**Written task a:** Copy the records from their first line up to and including the line with "cell-email: PayPalTestKe... (1158, 364, 1257, 381)".

**Quoted passage:**
____
* [RFC] Importing from a patch-oriented SCM
@ 2005-08-19 7:04 Martin Langhoff
2005-08-19 7:49 ` Junio C Hamano
2005-08-19 8:29 ` Johannes Schindelin
0 siblings, 2 replies; 5+ messages in thread
From: Martin Langhoff @ 2005-08-19 7:04 UTC (permalink / raw)
To: GIT
I am drafting an import script to turn a GNU Arch into a GIT archive.
Importing the branches and commits increamentally is reasonably
straightforward -- or so it seems so far. Note: the repository
manipulation is based on cvsimport -- so my knowledge of the git repo
internals is still pertty close to zero.
Each patchset has a unique identifier, and can carry metadata with the
identifiers of the patches it "includes". If you are using gnu arch,
when you merge across branches, it'll know to skip a particular
patchset if it has been applied already. AFAICT there is no such
concept in GIT, and I wonder what to do with all this metadata about
merges.
My proto-plan is to keep track of merged stuff (in a cache file
somewhere), and if a particular merge means that the branches are
fully merged up to the last patch of the series (if no commits from
the source branch have been skipped) mark it as a merge in GIT.
____
**Data provided:**

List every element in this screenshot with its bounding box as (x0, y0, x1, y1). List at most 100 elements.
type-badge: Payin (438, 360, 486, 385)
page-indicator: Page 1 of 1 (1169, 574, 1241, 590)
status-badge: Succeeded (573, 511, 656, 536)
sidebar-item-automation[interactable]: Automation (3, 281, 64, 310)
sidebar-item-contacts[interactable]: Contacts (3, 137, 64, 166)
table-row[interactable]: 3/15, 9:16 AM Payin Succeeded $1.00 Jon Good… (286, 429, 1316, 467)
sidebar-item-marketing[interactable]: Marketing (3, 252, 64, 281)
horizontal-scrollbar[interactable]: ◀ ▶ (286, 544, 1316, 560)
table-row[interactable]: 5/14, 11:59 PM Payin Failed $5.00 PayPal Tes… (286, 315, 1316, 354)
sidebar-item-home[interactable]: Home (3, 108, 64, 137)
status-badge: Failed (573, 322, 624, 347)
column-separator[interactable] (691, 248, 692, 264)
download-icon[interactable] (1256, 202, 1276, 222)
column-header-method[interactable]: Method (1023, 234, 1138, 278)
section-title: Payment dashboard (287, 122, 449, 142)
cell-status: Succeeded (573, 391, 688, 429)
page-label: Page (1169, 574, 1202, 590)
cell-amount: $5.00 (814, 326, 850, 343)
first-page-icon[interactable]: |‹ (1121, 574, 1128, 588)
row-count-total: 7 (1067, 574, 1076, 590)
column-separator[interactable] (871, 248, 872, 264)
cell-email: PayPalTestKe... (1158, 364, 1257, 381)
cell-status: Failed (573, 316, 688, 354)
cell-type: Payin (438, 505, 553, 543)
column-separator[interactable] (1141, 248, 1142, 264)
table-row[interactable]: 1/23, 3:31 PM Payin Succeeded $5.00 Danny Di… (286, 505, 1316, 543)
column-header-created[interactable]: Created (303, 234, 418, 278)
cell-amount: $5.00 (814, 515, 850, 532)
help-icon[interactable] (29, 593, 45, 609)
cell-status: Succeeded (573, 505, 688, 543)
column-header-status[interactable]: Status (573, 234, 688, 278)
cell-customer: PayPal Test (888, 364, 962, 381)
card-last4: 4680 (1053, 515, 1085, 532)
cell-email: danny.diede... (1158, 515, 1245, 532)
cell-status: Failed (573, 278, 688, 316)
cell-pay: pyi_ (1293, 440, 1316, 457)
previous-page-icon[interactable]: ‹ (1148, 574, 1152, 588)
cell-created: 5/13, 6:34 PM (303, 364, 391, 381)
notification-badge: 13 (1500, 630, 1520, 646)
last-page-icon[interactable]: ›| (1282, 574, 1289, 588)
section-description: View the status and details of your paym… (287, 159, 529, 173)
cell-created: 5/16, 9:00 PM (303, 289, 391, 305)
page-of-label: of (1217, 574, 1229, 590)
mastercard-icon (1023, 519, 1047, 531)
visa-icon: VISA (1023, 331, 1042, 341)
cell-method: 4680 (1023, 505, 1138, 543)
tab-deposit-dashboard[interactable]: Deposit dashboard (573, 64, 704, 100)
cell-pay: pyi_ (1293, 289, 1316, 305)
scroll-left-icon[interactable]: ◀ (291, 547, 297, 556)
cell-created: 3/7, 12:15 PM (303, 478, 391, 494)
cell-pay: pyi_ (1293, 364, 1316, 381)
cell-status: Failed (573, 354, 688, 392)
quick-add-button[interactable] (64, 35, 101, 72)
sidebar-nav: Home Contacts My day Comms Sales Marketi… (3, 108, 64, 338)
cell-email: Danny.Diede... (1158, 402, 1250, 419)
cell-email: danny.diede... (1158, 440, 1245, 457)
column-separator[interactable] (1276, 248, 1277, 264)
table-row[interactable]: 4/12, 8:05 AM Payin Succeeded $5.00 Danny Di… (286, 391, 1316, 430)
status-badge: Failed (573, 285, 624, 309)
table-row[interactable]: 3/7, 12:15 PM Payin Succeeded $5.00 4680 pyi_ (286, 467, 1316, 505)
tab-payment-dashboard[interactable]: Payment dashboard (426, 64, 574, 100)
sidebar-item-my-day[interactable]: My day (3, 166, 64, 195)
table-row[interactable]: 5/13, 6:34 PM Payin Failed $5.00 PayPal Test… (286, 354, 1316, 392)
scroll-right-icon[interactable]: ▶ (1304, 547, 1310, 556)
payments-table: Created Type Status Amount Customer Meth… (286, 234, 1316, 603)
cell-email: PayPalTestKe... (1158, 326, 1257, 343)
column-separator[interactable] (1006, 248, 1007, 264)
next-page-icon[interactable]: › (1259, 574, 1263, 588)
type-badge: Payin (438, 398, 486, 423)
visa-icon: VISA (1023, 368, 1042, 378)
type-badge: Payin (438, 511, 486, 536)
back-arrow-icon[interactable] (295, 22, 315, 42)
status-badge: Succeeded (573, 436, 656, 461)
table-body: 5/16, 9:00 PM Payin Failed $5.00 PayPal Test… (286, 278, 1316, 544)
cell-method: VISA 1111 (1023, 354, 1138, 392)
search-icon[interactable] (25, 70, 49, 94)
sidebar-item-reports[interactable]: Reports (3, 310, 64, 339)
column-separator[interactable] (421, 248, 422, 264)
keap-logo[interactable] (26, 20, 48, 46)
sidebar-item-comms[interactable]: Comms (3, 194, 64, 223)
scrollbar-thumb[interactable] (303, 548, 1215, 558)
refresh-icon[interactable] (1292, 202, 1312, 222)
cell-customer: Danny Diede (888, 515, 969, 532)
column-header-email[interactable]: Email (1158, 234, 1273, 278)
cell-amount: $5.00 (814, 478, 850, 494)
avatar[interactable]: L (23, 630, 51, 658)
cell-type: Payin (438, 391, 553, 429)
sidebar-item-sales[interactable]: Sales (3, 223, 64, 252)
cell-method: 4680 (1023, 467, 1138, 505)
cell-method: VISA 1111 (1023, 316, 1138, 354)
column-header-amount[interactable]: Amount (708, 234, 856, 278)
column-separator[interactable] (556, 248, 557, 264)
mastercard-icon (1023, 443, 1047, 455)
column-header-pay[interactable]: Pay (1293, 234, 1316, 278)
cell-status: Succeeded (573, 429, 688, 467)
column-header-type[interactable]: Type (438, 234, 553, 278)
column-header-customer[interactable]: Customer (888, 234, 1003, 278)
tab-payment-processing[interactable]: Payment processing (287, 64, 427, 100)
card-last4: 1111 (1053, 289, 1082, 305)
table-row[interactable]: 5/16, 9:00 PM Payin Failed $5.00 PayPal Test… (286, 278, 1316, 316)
____
**Written task b:**
Answer these questions from the thread on importing from a patch-oriented SCM.
(i) What does the import script being drafted turn into a GIT archive?
(ii) What is the repository manipulation based on?
(iii) Where does the proto-plan keep track of merged stuff?

**Full output a:**
List every element in this screenshot with its bounding box as (x0, y0, x1, y1). List at most 100 elements.
type-badge: Payin (438, 360, 486, 385)
page-indicator: Page 1 of 1 (1169, 574, 1241, 590)
status-badge: Succeeded (573, 511, 656, 536)
sidebar-item-automation[interactable]: Automation (3, 281, 64, 310)
sidebar-item-contacts[interactable]: Contacts (3, 137, 64, 166)
table-row[interactable]: 3/15, 9:16 AM Payin Succeeded $1.00 Jon Good… (286, 429, 1316, 467)
sidebar-item-marketing[interactable]: Marketing (3, 252, 64, 281)
horizontal-scrollbar[interactable]: ◀ ▶ (286, 544, 1316, 560)
table-row[interactable]: 5/14, 11:59 PM Payin Failed $5.00 PayPal Tes… (286, 315, 1316, 354)
sidebar-item-home[interactable]: Home (3, 108, 64, 137)
status-badge: Failed (573, 322, 624, 347)
column-separator[interactable] (691, 248, 692, 264)
download-icon[interactable] (1256, 202, 1276, 222)
column-header-method[interactable]: Method (1023, 234, 1138, 278)
section-title: Payment dashboard (287, 122, 449, 142)
cell-status: Succeeded (573, 391, 688, 429)
page-label: Page (1169, 574, 1202, 590)
cell-amount: $5.00 (814, 326, 850, 343)
first-page-icon[interactable]: |‹ (1121, 574, 1128, 588)
row-count-total: 7 (1067, 574, 1076, 590)
column-separator[interactable] (871, 248, 872, 264)
cell-email: PayPalTestKe... (1158, 364, 1257, 381)

**Full output b:**
(i) A GNU Arch.
(ii) cvsimport.
(iii) In a cache file somewhere.